» STATED TASK
Each line containing the word "synchronization" should be found and copied.

Data entries
=======

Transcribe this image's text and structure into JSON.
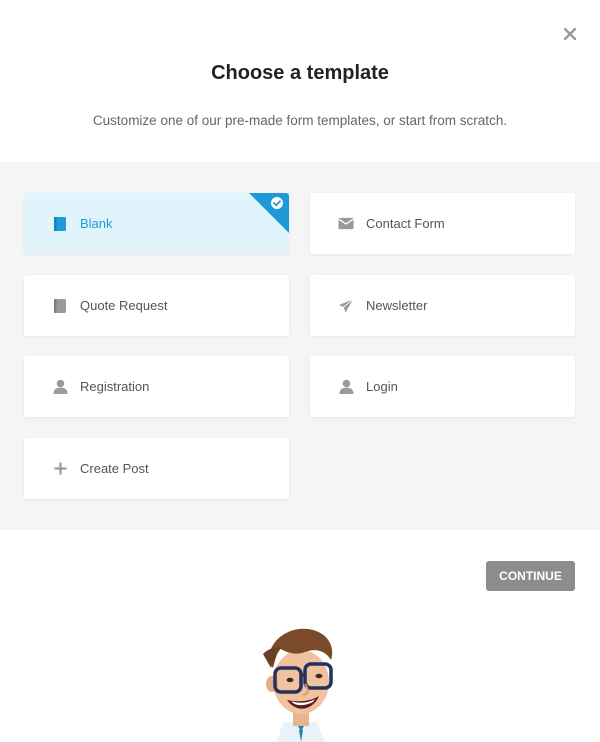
{
  "dialog": {
    "title": "Choose a template",
    "subtitle": "Customize one of our pre-made form templates, or start from scratch.",
    "close_icon": "close-icon"
  },
  "templates": [
    {
      "label": "Blank",
      "icon": "blank-page-icon",
      "selected": true
    },
    {
      "label": "Contact Form",
      "icon": "envelope-icon",
      "selected": false
    },
    {
      "label": "Quote Request",
      "icon": "document-icon",
      "selected": false
    },
    {
      "label": "Newsletter",
      "icon": "paper-plane-icon",
      "selected": false
    },
    {
      "label": "Registration",
      "icon": "user-icon",
      "selected": false
    },
    {
      "label": "Login",
      "icon": "user-icon",
      "selected": false
    },
    {
      "label": "Create Post",
      "icon": "plus-icon",
      "selected": false
    }
  ],
  "footer": {
    "continue_label": "CONTINUE"
  },
  "colors": {
    "accent": "#1e9bd6",
    "selected_bg": "#e1f4fc",
    "button_bg": "#8c8c8c",
    "grid_bg": "#f5f5f5"
  }
}
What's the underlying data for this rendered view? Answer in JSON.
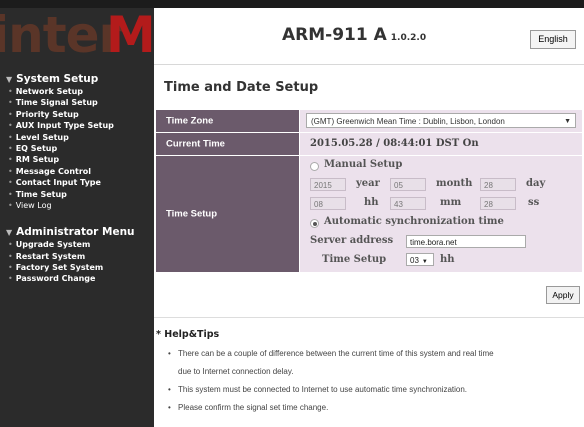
{
  "brand": {
    "logo_prefix": "inter",
    "logo_suffix": "M"
  },
  "header": {
    "model": "ARM-911 A",
    "version": "1.0.2.0",
    "language": "English"
  },
  "sidebar": {
    "system_setup": {
      "title": "System Setup",
      "items": [
        {
          "label": "Network Setup"
        },
        {
          "label": "Time Signal Setup"
        },
        {
          "label": "Priority Setup"
        },
        {
          "label": "AUX Input Type Setup"
        },
        {
          "label": "Level Setup"
        },
        {
          "label": "EQ Setup"
        },
        {
          "label": "RM Setup"
        },
        {
          "label": "Message Control"
        },
        {
          "label": "Contact Input Type"
        },
        {
          "label": "Time Setup"
        },
        {
          "label": "View Log"
        }
      ]
    },
    "admin_menu": {
      "title": "Administrator Menu",
      "items": [
        {
          "label": "Upgrade System"
        },
        {
          "label": "Restart System"
        },
        {
          "label": "Factory Set System"
        },
        {
          "label": "Password Change"
        }
      ]
    }
  },
  "page": {
    "title": "Time and Date Setup",
    "time_zone": {
      "label": "Time Zone",
      "value": "(GMT) Greenwich Mean Time : Dublin, Lisbon, London"
    },
    "current_time": {
      "label": "Current Time",
      "value": "2015.05.28 / 08:44:01 DST On"
    },
    "time_setup": {
      "label": "Time Setup",
      "manual": {
        "label": "Manual Setup",
        "selected": false,
        "year": "2015",
        "year_unit": "year",
        "month": "05",
        "month_unit": "month",
        "day": "28",
        "day_unit": "day",
        "hour": "08",
        "hour_unit": "hh",
        "minute": "43",
        "minute_unit": "mm",
        "second": "28",
        "second_unit": "ss"
      },
      "auto": {
        "label": "Automatic synchronization time",
        "selected": true,
        "server_label": "Server address",
        "server_value": "time.bora.net",
        "time_label": "Time Setup",
        "time_value": "03",
        "time_unit": "hh"
      }
    },
    "apply_label": "Apply",
    "help": {
      "title": "* Help&Tips",
      "tips": [
        "There can be a couple of difference between the current time of this system and real time",
        "due to Internet connection delay.",
        "This system must be connected to Internet to use automatic time synchronization.",
        "Please confirm the signal set time change."
      ]
    }
  }
}
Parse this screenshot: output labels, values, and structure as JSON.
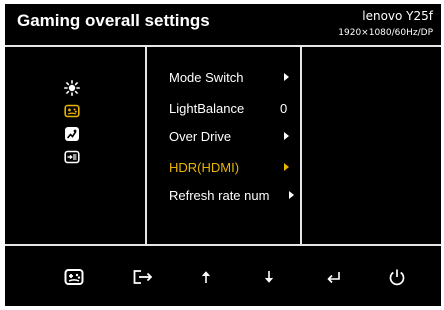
{
  "header": {
    "title": "Gaming overall settings",
    "model": "lenovo Y25f",
    "resolution": "1920×1080/60Hz/DP"
  },
  "sidebar": {
    "items": [
      {
        "icon": "brightness-icon",
        "selected": false
      },
      {
        "icon": "gamepad-icon",
        "selected": true
      },
      {
        "icon": "image-settings-icon",
        "selected": false
      },
      {
        "icon": "input-source-icon",
        "selected": false
      }
    ]
  },
  "menu": {
    "items": [
      {
        "label": "Mode Switch",
        "value": "",
        "has_arrow": true,
        "selected": false
      },
      {
        "label": "LightBalance",
        "value": "0",
        "has_arrow": false,
        "selected": false
      },
      {
        "label": "Over Drive",
        "value": "",
        "has_arrow": true,
        "selected": false
      },
      {
        "label": "HDR(HDMI)",
        "value": "",
        "has_arrow": true,
        "selected": true
      },
      {
        "label": "Refresh rate num",
        "value": "",
        "has_arrow": true,
        "selected": false
      }
    ]
  },
  "footer": {
    "buttons": [
      "gamepad-icon",
      "exit-icon",
      "up-arrow-icon",
      "down-arrow-icon",
      "enter-icon",
      "power-icon"
    ]
  },
  "colors": {
    "background": "#000000",
    "text": "#ffffff",
    "accent": "#e8b400",
    "divider": "#e6e6e6"
  }
}
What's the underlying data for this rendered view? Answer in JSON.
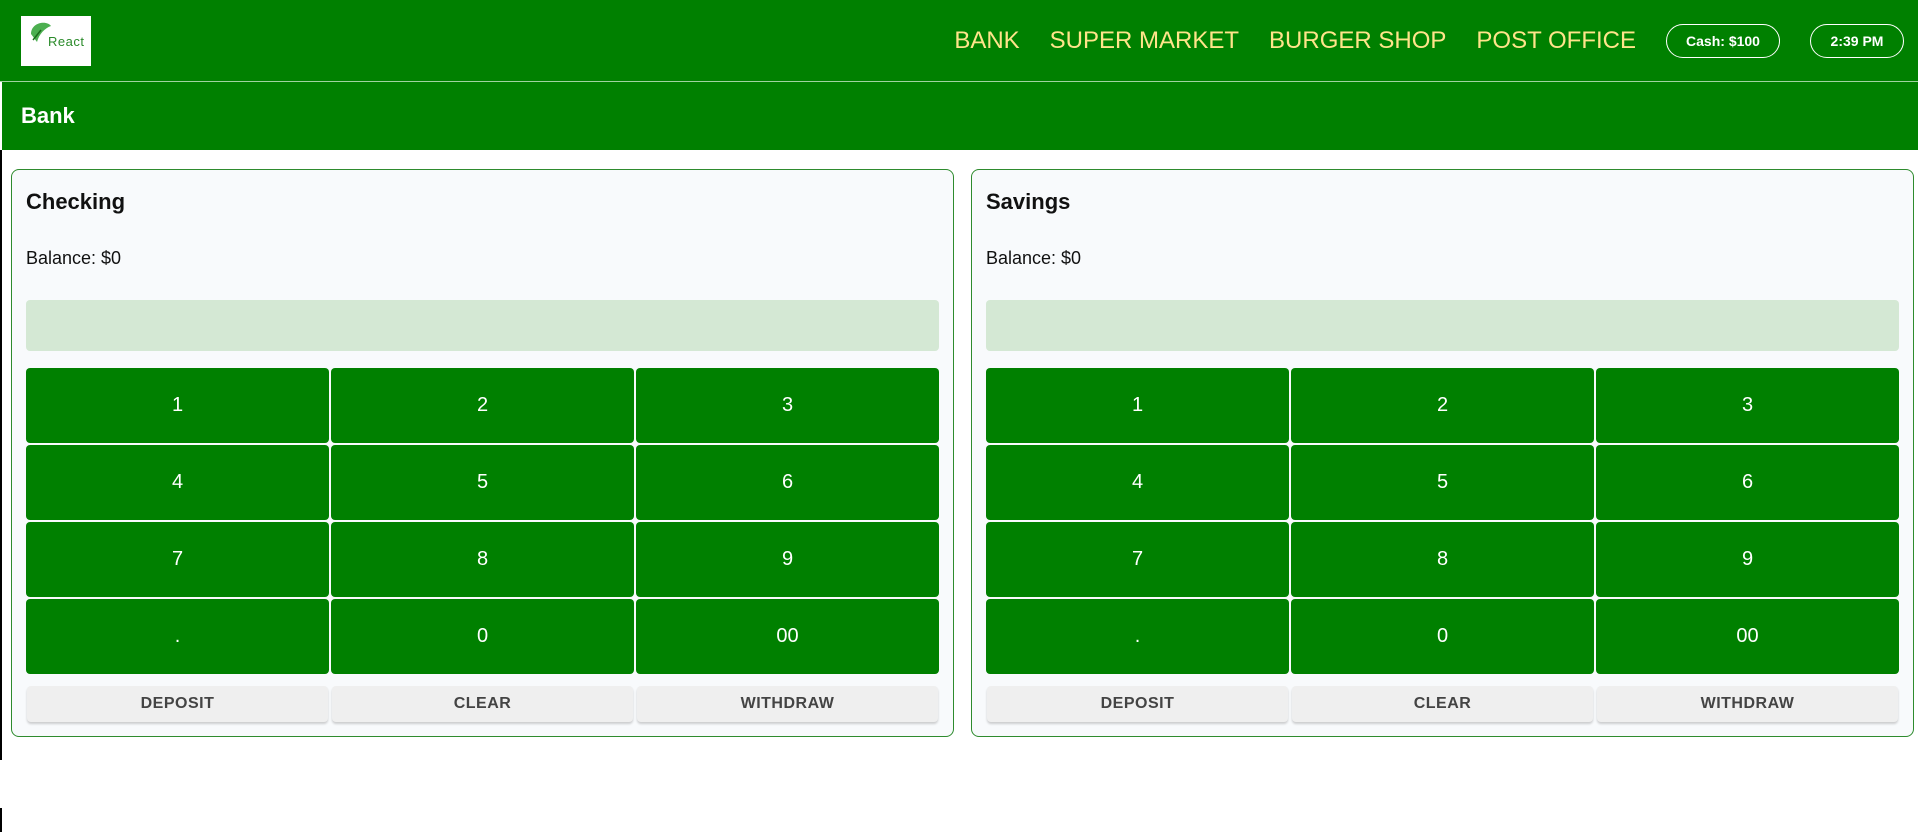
{
  "app": {
    "logo_text": "React",
    "nav": [
      "BANK",
      "SUPER MARKET",
      "BURGER SHOP",
      "POST OFFICE"
    ],
    "cash": "Cash: $100",
    "time": "2:39 PM"
  },
  "section": {
    "title": "Bank"
  },
  "accounts": [
    {
      "title": "Checking",
      "balance": "Balance: $0",
      "display_value": "",
      "keys": [
        "1",
        "2",
        "3",
        "4",
        "5",
        "6",
        "7",
        "8",
        "9",
        ".",
        "0",
        "00"
      ],
      "actions": [
        "DEPOSIT",
        "CLEAR",
        "WITHDRAW"
      ]
    },
    {
      "title": "Savings",
      "balance": "Balance: $0",
      "display_value": "",
      "keys": [
        "1",
        "2",
        "3",
        "4",
        "5",
        "6",
        "7",
        "8",
        "9",
        ".",
        "0",
        "00"
      ],
      "actions": [
        "DEPOSIT",
        "CLEAR",
        "WITHDRAW"
      ]
    }
  ],
  "colors": {
    "primary": "#008000",
    "nav_link": "#ffe48a",
    "display_bg": "#d4e8d4",
    "panel_bg": "#f8fafc",
    "action_bg": "#efefef"
  }
}
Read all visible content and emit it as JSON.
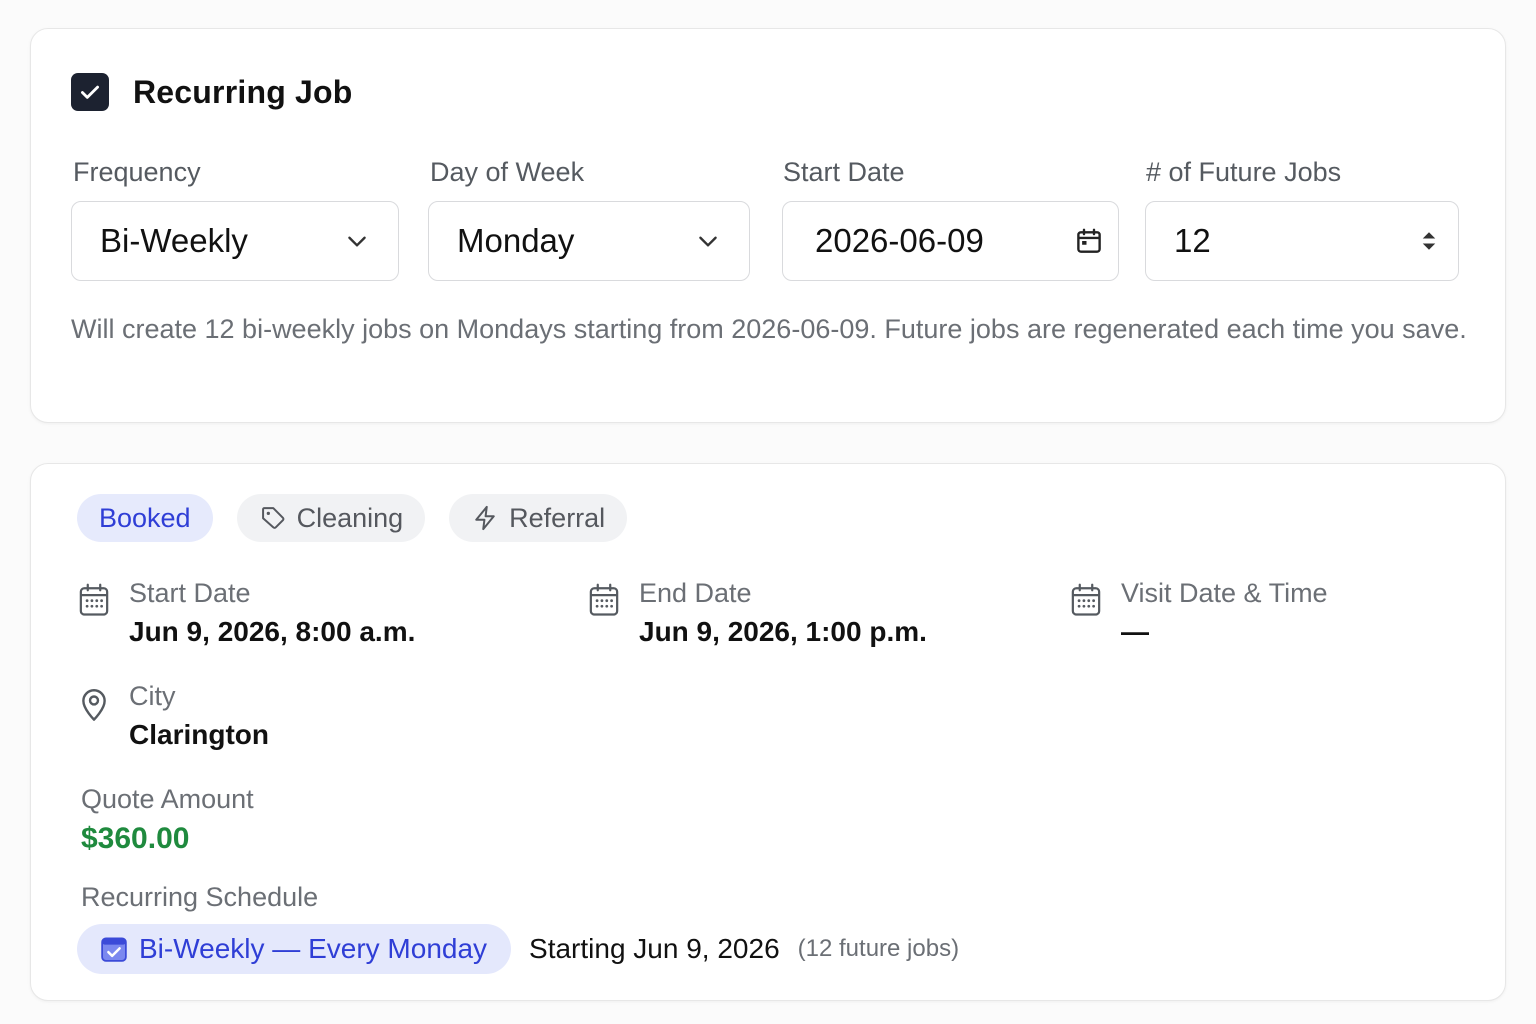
{
  "recurring": {
    "checkbox_checked": true,
    "title": "Recurring Job",
    "fields": {
      "frequency": {
        "label": "Frequency",
        "value": "Bi-Weekly"
      },
      "day_of_week": {
        "label": "Day of Week",
        "value": "Monday"
      },
      "start_date": {
        "label": "Start Date",
        "value": "2026-06-09"
      },
      "future_jobs": {
        "label": "# of Future Jobs",
        "value": "12"
      }
    },
    "helper_text": "Will create 12 bi-weekly jobs on Mondays starting from 2026-06-09. Future jobs are regenerated each time you save."
  },
  "details": {
    "tags": {
      "status": "Booked",
      "service": "Cleaning",
      "source": "Referral"
    },
    "start_date": {
      "label": "Start Date",
      "value": "Jun 9, 2026, 8:00 a.m."
    },
    "end_date": {
      "label": "End Date",
      "value": "Jun 9, 2026, 1:00 p.m."
    },
    "visit": {
      "label": "Visit Date & Time",
      "value": "—"
    },
    "city": {
      "label": "City",
      "value": "Clarington"
    },
    "quote": {
      "label": "Quote Amount",
      "value": "$360.00"
    },
    "schedule": {
      "label": "Recurring Schedule",
      "pill": "Bi-Weekly — Every Monday",
      "starting": "Starting Jun 9, 2026",
      "count": "(12 future jobs)"
    }
  },
  "colors": {
    "accent_blue": "#2f3ed6",
    "pill_blue_bg": "#e4e8fc",
    "money_green": "#1f8a3e",
    "checkbox_dark": "#1c2230"
  },
  "icons": {
    "checkbox": "check-icon",
    "dropdown": "chevron-down-icon",
    "date_picker": "calendar-icon",
    "stepper": "updown-arrows-icon",
    "tag_service": "tag-icon",
    "tag_source": "lightning-icon",
    "date_fields": "calendar-grid-icon",
    "city": "map-pin-icon",
    "schedule": "calendar-check-icon"
  }
}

=======

» EXERCISE RESULT
        "label": "Automatic synchronization time",
        "This system must be connected to Internet to use automatic time synchronization.",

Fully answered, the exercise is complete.